* [Exercise aim]: Strip the pictures and reproduce the rest of the listing exactly.

* [Data excerpts]:
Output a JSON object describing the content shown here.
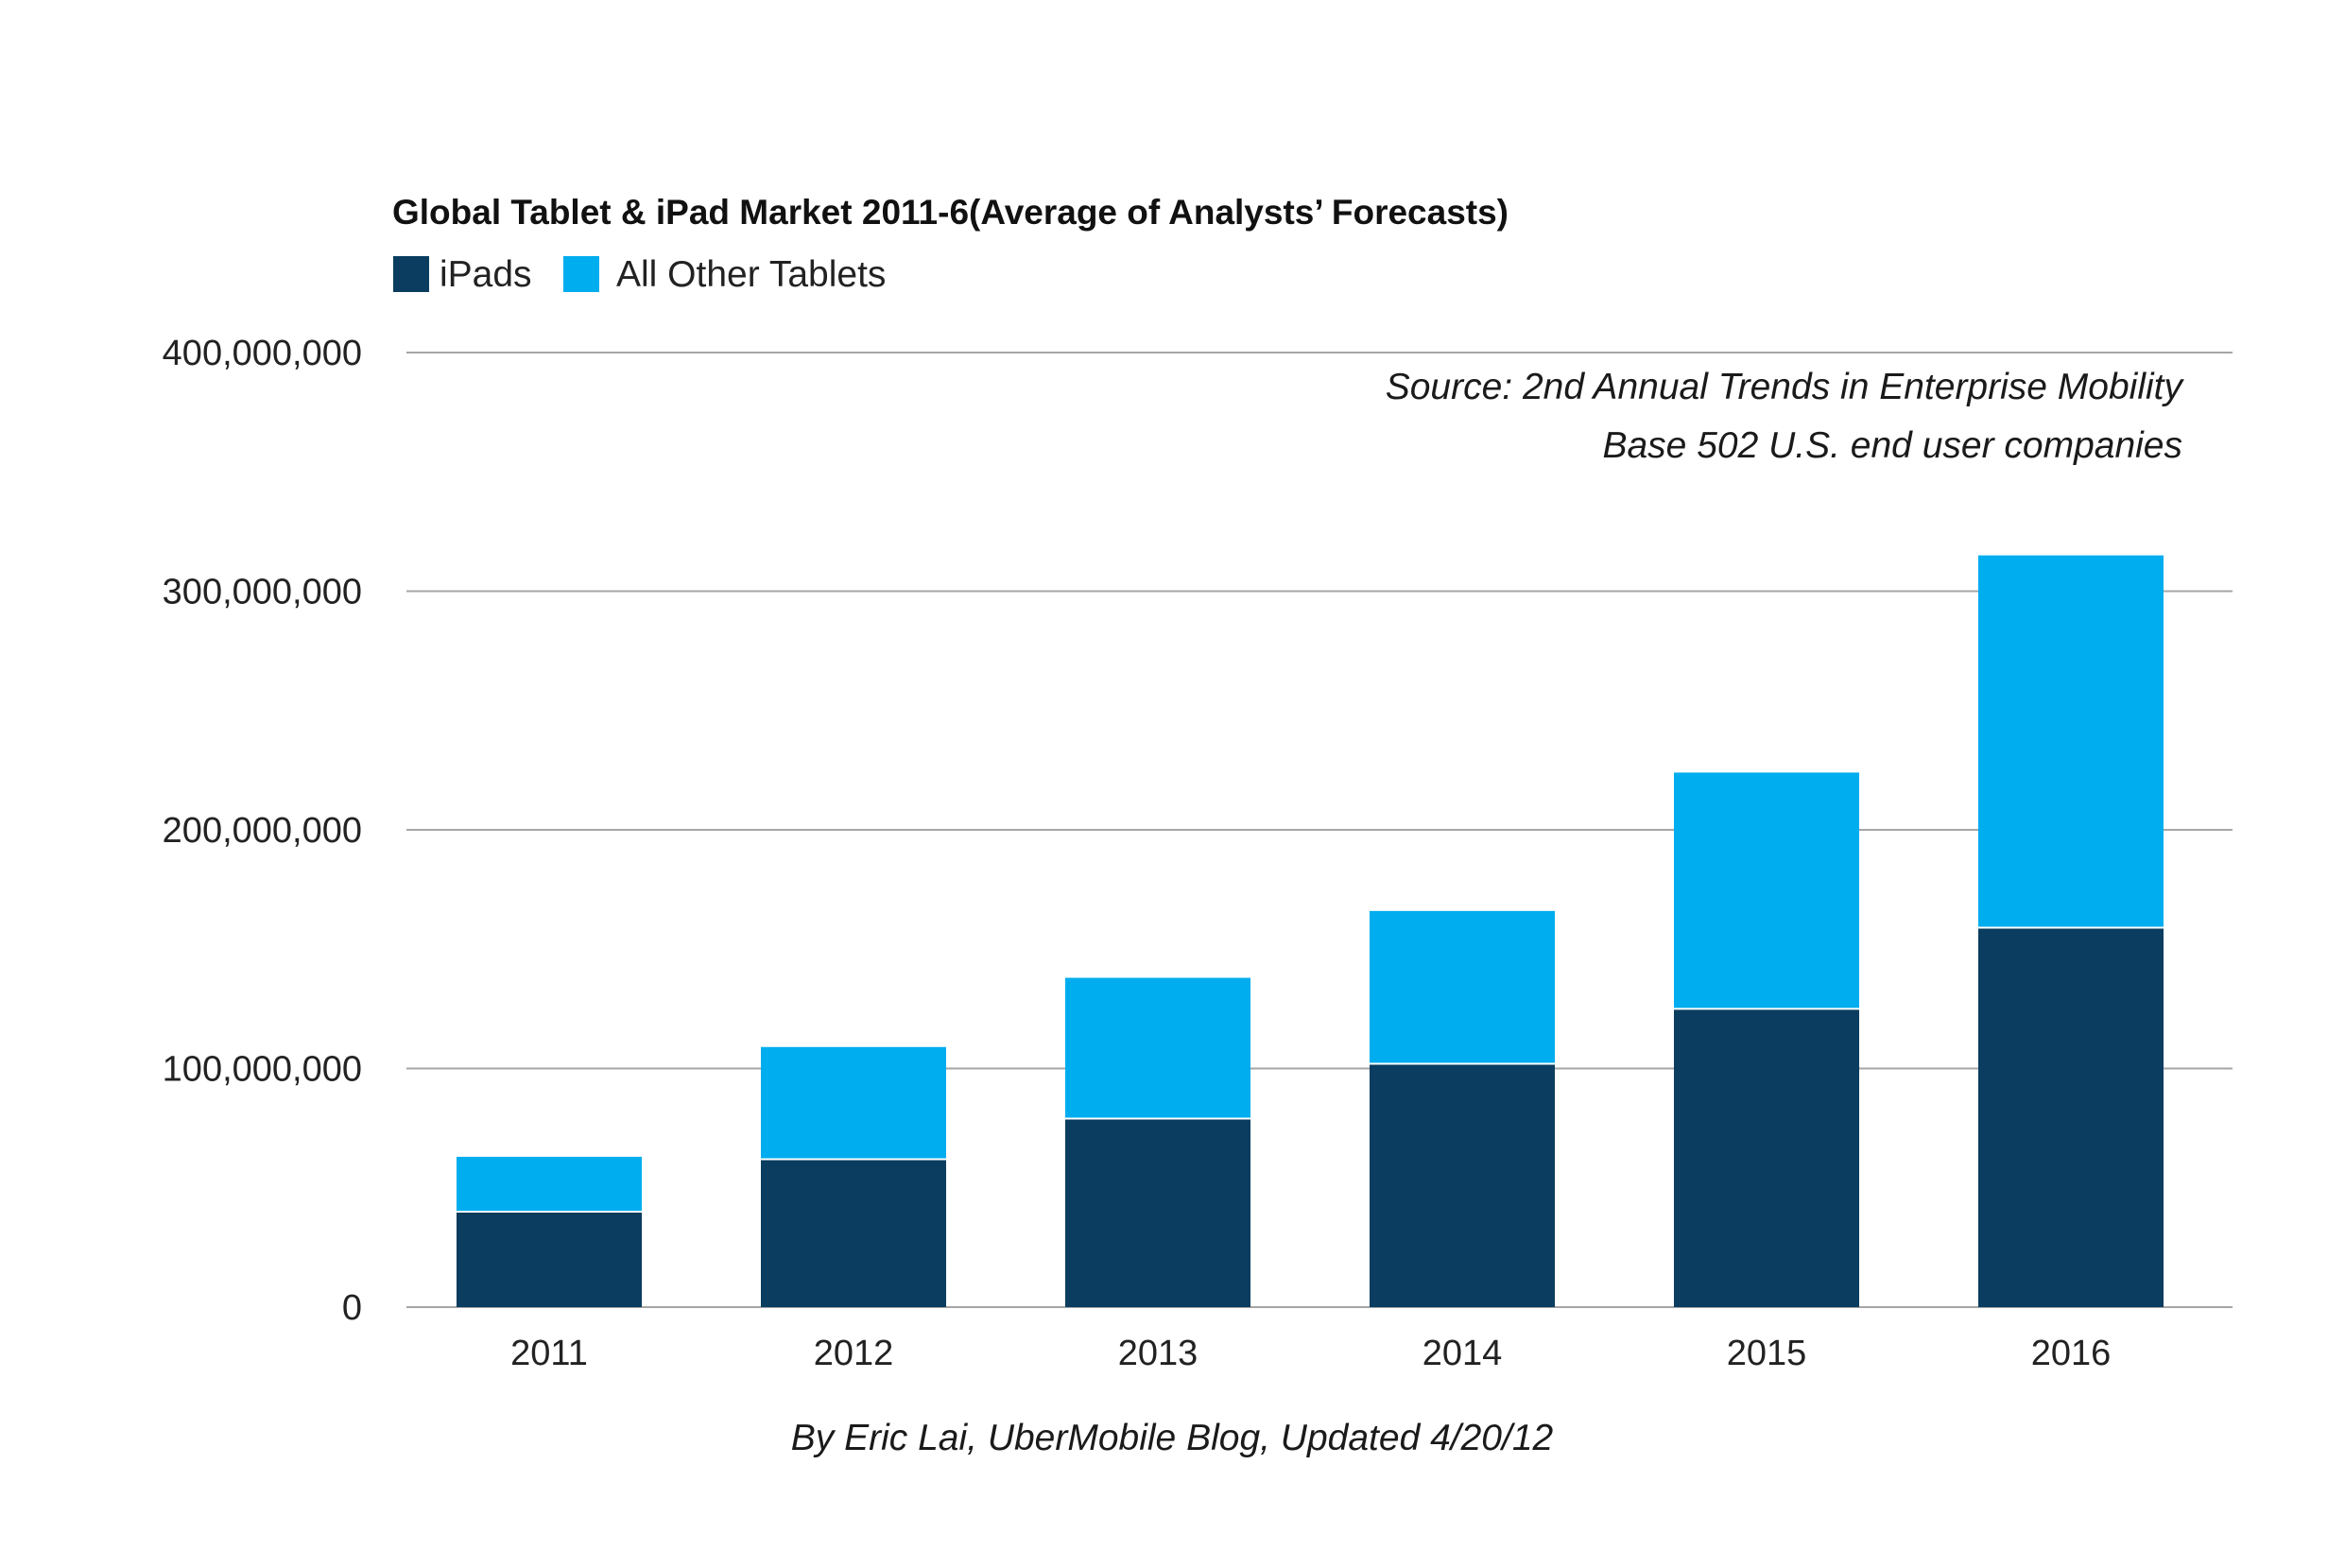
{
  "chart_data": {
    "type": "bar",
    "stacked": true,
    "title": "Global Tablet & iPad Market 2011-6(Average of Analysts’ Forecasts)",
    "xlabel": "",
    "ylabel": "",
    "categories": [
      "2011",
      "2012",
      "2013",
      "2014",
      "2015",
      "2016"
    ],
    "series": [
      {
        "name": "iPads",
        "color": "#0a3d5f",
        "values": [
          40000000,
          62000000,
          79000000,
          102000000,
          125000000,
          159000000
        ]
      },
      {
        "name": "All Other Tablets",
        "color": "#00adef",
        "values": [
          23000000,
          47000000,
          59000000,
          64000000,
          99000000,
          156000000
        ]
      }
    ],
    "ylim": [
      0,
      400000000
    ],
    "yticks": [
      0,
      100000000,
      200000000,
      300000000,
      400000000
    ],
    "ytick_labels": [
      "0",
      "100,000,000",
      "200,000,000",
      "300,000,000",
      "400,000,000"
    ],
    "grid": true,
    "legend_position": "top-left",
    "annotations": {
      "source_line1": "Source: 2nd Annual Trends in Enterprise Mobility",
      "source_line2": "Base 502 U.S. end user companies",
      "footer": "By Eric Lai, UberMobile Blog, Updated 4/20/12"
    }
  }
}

* [Output for this exercise]:
Output a JSON object describing the content shown here.
{
  "chart_data": {
    "type": "bar",
    "stacked": true,
    "title": "Global Tablet & iPad Market 2011-6(Average of Analysts’ Forecasts)",
    "xlabel": "",
    "ylabel": "",
    "categories": [
      "2011",
      "2012",
      "2013",
      "2014",
      "2015",
      "2016"
    ],
    "series": [
      {
        "name": "iPads",
        "color": "#0a3d5f",
        "values": [
          40000000,
          62000000,
          79000000,
          102000000,
          125000000,
          159000000
        ]
      },
      {
        "name": "All Other Tablets",
        "color": "#00adef",
        "values": [
          23000000,
          47000000,
          59000000,
          64000000,
          99000000,
          156000000
        ]
      }
    ],
    "ylim": [
      0,
      400000000
    ],
    "yticks": [
      0,
      100000000,
      200000000,
      300000000,
      400000000
    ],
    "ytick_labels": [
      "0",
      "100,000,000",
      "200,000,000",
      "300,000,000",
      "400,000,000"
    ],
    "grid": true,
    "legend_position": "top-left",
    "annotations": {
      "source_line1": "Source: 2nd Annual Trends in Enterprise Mobility",
      "source_line2": "Base 502 U.S. end user companies",
      "footer": "By Eric Lai, UberMobile Blog, Updated 4/20/12"
    }
  }
}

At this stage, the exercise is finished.